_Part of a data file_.
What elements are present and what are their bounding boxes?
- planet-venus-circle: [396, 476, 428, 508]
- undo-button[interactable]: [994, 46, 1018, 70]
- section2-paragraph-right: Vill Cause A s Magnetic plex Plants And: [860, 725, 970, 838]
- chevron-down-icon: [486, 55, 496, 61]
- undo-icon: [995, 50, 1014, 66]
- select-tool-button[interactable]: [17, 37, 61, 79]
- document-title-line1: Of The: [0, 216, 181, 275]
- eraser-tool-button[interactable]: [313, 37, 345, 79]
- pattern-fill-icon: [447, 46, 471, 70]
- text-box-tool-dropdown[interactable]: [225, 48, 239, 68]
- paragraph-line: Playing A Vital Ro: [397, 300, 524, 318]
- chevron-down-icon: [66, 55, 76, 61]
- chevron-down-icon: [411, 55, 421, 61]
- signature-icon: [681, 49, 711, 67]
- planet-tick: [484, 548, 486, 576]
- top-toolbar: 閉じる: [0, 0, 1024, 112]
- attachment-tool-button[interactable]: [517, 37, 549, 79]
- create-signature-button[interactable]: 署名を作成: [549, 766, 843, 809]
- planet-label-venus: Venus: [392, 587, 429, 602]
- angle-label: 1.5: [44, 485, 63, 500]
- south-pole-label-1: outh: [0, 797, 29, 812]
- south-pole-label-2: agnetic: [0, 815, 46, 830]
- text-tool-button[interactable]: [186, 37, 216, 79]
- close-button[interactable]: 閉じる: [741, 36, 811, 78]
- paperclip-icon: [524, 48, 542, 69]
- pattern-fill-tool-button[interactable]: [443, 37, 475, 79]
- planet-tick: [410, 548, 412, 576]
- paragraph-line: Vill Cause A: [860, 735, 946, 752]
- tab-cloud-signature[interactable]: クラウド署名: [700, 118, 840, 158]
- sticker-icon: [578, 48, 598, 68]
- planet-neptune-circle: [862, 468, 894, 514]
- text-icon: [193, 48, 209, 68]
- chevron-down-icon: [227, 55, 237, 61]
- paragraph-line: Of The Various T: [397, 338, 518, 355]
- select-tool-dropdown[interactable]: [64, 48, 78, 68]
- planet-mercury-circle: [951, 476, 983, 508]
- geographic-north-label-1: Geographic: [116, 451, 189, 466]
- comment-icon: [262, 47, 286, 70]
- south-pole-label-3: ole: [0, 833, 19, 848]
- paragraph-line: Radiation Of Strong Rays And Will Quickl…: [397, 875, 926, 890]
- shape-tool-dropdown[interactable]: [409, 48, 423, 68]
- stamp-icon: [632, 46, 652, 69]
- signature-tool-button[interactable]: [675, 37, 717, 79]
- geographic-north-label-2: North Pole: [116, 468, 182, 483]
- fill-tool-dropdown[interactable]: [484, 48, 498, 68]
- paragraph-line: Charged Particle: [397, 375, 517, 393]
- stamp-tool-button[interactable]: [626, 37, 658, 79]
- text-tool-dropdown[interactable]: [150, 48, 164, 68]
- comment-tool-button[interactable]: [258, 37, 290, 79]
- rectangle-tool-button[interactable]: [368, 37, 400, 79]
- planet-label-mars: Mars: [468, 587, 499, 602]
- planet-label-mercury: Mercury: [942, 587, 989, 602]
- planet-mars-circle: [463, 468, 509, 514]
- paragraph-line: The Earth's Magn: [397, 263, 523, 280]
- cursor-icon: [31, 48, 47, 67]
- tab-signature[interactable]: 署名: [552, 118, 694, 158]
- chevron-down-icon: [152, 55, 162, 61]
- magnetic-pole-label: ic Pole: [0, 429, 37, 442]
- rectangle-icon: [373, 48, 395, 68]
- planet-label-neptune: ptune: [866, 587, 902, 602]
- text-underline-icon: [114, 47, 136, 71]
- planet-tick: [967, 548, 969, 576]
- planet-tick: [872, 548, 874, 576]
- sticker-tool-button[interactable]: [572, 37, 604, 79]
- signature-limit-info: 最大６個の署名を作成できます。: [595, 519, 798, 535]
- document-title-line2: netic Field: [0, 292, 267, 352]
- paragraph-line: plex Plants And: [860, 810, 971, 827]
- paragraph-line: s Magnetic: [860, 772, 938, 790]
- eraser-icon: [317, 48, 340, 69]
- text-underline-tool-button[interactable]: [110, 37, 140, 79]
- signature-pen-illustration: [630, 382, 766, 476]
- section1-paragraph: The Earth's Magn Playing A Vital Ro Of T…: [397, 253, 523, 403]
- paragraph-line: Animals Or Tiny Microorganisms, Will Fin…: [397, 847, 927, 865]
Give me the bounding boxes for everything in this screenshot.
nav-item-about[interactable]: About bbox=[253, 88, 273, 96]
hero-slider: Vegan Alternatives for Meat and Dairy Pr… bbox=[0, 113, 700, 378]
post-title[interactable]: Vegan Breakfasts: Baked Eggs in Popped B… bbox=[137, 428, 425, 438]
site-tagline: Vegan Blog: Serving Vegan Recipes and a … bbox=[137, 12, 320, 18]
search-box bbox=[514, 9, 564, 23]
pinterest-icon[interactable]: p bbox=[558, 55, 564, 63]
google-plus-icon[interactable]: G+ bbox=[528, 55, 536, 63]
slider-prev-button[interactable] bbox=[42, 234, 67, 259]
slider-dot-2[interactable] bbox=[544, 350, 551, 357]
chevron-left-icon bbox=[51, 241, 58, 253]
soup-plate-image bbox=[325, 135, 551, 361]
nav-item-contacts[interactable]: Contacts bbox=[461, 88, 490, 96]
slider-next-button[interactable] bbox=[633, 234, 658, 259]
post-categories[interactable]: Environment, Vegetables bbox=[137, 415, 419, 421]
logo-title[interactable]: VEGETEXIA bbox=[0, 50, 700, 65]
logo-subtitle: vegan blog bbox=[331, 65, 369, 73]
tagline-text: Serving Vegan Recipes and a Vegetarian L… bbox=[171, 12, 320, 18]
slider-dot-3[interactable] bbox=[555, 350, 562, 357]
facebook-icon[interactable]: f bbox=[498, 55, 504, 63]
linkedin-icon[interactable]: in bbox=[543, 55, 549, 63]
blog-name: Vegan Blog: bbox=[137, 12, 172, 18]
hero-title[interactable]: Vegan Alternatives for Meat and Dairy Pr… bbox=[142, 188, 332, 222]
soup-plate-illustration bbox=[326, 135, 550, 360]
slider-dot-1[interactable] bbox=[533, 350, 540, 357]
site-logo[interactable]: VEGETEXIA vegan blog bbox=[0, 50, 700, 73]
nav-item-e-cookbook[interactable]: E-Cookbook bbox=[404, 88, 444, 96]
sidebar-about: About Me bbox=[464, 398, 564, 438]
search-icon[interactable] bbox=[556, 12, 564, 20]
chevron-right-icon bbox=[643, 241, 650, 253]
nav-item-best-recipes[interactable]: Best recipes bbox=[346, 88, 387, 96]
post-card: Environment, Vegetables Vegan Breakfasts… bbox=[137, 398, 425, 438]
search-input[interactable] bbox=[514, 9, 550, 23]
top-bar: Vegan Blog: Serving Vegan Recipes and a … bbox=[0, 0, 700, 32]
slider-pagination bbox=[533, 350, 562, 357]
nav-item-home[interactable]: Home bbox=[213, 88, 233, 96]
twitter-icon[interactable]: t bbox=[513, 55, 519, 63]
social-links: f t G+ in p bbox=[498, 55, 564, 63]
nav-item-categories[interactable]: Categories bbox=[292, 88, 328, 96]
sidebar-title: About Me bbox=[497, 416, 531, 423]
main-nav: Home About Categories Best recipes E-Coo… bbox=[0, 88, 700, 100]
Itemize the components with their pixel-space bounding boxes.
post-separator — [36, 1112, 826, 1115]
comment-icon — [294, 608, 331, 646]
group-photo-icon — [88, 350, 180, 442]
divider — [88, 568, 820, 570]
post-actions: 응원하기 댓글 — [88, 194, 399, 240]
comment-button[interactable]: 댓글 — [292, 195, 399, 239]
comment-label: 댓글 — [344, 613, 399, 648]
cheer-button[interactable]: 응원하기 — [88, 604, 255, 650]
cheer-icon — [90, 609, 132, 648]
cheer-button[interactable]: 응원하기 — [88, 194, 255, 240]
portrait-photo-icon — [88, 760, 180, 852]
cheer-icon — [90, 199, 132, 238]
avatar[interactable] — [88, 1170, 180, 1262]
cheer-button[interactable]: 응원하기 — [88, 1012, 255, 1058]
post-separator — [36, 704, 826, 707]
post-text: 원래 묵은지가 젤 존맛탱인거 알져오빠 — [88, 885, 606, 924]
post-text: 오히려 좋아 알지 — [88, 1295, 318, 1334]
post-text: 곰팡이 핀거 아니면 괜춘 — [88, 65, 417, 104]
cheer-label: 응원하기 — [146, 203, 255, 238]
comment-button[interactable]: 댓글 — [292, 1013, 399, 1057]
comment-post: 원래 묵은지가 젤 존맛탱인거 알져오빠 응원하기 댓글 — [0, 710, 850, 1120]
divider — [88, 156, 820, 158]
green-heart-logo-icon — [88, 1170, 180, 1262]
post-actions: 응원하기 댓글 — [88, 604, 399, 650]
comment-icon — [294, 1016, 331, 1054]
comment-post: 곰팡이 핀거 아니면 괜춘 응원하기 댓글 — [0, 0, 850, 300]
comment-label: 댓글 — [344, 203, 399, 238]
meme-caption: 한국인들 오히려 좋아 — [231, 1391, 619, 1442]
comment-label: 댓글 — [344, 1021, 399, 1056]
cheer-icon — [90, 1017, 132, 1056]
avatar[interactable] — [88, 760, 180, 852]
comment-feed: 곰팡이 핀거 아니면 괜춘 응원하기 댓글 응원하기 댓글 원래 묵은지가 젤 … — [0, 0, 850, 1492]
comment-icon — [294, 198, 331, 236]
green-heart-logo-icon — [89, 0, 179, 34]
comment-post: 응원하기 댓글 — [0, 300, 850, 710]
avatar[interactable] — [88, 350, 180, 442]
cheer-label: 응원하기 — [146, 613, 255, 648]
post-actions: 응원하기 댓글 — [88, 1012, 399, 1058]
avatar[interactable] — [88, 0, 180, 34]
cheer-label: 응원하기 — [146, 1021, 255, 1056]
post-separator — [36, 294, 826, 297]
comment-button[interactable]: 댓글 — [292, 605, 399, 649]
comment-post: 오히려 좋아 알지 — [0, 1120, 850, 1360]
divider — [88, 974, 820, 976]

_Work instructions_. Write out the items line for line, beginning with the first line and stopping after the line that contains "- chevron-down-icon: [66, 55, 76, 61]".

_Written solution_.
What elements are present and what are their bounding boxes?
- planet-venus-circle: [396, 476, 428, 508]
- undo-button[interactable]: [994, 46, 1018, 70]
- section2-paragraph-right: Vill Cause A s Magnetic plex Plants And: [860, 725, 970, 838]
- chevron-down-icon: [486, 55, 496, 61]
- undo-icon: [995, 50, 1014, 66]
- select-tool-button[interactable]: [17, 37, 61, 79]
- document-title-line1: Of The: [0, 216, 181, 275]
- eraser-tool-button[interactable]: [313, 37, 345, 79]
- pattern-fill-icon: [447, 46, 471, 70]
- text-box-tool-dropdown[interactable]: [225, 48, 239, 68]
- paragraph-line: Playing A Vital Ro: [397, 300, 524, 318]
- chevron-down-icon: [66, 55, 76, 61]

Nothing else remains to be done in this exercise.